Input data
-------
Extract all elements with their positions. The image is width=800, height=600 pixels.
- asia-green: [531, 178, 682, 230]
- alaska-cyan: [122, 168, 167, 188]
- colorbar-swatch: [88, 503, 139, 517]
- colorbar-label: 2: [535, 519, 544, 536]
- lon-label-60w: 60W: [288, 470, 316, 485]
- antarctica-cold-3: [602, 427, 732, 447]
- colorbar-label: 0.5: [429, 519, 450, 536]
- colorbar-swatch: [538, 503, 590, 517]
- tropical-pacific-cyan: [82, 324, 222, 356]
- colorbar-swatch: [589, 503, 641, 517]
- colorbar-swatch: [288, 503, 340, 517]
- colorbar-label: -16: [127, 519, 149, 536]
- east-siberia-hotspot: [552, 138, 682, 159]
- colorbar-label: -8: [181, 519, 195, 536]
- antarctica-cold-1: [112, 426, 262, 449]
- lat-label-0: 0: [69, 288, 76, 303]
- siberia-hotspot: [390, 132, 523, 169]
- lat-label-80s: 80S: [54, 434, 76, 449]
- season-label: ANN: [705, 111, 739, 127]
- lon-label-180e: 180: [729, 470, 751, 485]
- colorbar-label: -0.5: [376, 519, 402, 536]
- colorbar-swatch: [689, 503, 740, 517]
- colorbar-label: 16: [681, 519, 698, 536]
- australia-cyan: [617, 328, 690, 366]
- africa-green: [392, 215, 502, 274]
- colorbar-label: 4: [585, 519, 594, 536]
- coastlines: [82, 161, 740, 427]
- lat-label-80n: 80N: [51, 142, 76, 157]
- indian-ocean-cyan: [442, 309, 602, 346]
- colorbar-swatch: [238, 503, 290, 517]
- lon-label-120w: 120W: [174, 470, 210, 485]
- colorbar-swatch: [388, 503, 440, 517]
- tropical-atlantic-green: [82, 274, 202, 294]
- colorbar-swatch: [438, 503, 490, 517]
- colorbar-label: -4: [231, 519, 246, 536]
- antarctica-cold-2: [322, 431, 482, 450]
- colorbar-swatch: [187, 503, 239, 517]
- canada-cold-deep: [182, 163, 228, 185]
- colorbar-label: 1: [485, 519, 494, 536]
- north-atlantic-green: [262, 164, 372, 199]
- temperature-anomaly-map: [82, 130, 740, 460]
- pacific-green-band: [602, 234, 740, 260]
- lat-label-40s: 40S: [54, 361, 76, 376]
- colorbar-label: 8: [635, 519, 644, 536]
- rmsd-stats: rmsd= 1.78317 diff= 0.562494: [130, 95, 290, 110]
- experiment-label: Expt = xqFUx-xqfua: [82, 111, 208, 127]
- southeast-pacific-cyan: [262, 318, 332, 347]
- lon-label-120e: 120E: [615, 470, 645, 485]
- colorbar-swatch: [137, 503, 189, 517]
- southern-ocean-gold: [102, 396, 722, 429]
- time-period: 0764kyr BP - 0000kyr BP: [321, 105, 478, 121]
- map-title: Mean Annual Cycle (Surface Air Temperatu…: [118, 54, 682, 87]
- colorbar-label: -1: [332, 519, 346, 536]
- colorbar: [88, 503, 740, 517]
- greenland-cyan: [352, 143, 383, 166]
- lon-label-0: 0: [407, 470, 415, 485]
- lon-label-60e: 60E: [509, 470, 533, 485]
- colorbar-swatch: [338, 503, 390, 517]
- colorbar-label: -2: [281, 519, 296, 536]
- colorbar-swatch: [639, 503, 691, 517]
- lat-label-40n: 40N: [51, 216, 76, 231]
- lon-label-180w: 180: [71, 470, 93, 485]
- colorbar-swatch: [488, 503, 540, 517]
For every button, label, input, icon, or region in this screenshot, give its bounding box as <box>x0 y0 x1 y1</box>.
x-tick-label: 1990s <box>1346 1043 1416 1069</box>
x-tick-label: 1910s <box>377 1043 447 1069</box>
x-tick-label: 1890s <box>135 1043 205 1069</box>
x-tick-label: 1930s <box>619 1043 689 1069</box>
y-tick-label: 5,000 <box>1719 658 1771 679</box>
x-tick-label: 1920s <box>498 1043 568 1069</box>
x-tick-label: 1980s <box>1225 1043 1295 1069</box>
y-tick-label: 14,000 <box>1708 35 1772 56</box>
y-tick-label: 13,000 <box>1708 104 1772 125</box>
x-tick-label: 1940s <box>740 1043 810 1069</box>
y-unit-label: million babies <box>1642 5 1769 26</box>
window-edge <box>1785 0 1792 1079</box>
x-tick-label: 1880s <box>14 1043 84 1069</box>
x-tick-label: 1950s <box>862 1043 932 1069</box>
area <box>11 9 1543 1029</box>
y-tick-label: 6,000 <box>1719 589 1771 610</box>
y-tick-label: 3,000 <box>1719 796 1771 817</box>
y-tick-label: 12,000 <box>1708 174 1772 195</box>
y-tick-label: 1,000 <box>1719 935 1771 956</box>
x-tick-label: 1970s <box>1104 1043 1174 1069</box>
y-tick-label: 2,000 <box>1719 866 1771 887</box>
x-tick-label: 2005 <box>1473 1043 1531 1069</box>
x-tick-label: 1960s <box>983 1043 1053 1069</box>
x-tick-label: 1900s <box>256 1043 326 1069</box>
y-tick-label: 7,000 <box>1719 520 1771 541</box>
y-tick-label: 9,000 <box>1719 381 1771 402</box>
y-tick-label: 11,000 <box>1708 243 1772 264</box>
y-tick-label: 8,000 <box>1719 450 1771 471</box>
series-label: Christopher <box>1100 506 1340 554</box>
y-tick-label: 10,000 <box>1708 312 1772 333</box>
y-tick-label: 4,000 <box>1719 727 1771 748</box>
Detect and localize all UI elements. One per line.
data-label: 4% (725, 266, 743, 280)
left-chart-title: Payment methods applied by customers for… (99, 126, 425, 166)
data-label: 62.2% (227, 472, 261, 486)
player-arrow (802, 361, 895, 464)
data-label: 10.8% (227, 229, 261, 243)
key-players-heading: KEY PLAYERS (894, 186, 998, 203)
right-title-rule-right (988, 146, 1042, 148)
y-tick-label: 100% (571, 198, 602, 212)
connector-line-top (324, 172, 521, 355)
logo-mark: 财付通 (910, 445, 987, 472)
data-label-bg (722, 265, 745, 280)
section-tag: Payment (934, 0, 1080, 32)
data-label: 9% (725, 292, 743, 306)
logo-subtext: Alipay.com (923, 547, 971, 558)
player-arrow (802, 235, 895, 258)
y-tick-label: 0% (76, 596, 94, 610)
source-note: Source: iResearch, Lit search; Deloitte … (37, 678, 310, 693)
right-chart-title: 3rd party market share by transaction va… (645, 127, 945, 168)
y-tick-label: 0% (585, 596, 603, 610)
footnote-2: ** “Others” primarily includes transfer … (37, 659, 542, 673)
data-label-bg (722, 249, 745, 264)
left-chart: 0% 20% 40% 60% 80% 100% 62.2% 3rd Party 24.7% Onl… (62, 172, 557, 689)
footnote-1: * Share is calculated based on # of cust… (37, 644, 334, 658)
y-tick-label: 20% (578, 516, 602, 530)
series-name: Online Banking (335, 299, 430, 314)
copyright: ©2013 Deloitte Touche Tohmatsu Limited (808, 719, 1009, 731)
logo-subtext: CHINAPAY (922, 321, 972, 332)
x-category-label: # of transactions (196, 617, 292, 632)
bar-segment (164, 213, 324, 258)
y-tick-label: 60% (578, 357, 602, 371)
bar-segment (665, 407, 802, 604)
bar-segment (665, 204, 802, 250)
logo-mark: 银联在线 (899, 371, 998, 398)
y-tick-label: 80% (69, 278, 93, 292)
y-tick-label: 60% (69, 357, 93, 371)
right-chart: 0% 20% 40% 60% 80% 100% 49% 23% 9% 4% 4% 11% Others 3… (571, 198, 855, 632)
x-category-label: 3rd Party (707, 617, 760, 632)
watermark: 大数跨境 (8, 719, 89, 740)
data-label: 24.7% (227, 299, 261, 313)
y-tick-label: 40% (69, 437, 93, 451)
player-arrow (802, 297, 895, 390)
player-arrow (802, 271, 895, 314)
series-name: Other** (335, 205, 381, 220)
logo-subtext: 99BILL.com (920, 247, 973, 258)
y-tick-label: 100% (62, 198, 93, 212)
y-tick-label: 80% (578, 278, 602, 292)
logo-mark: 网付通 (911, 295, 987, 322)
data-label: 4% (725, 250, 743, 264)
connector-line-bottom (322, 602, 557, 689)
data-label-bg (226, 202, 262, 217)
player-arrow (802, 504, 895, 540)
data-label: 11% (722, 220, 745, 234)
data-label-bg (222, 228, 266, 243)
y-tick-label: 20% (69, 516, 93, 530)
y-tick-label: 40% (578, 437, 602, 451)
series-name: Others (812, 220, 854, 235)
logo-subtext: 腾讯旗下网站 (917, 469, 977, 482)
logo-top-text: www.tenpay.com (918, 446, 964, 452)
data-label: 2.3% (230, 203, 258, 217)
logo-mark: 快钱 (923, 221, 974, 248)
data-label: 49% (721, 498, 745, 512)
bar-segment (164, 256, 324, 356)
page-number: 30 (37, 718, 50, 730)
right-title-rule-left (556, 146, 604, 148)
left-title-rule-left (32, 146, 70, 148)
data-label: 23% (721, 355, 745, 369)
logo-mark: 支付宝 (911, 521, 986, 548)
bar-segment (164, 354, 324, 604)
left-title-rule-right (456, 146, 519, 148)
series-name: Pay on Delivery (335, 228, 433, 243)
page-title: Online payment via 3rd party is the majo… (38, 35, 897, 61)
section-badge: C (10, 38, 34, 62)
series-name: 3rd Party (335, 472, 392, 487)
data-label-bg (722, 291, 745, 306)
-------
Task to carry out
Rewrite the material from its first line through the line containing "- east-siberia-hotspot: [552, 138, 682, 159]", replacing "colorbar-swatch" with "legend-swatch" and leaving everything else unchanged.

Reply
Extract all elements with their positions. The image is width=800, height=600 pixels.
- asia-green: [531, 178, 682, 230]
- alaska-cyan: [122, 168, 167, 188]
- legend-swatch: [88, 503, 139, 517]
- colorbar-label: 2: [535, 519, 544, 536]
- lon-label-60w: 60W: [288, 470, 316, 485]
- antarctica-cold-3: [602, 427, 732, 447]
- colorbar-label: 0.5: [429, 519, 450, 536]
- legend-swatch: [538, 503, 590, 517]
- tropical-pacific-cyan: [82, 324, 222, 356]
- legend-swatch: [589, 503, 641, 517]
- legend-swatch: [288, 503, 340, 517]
- colorbar-label: -16: [127, 519, 149, 536]
- east-siberia-hotspot: [552, 138, 682, 159]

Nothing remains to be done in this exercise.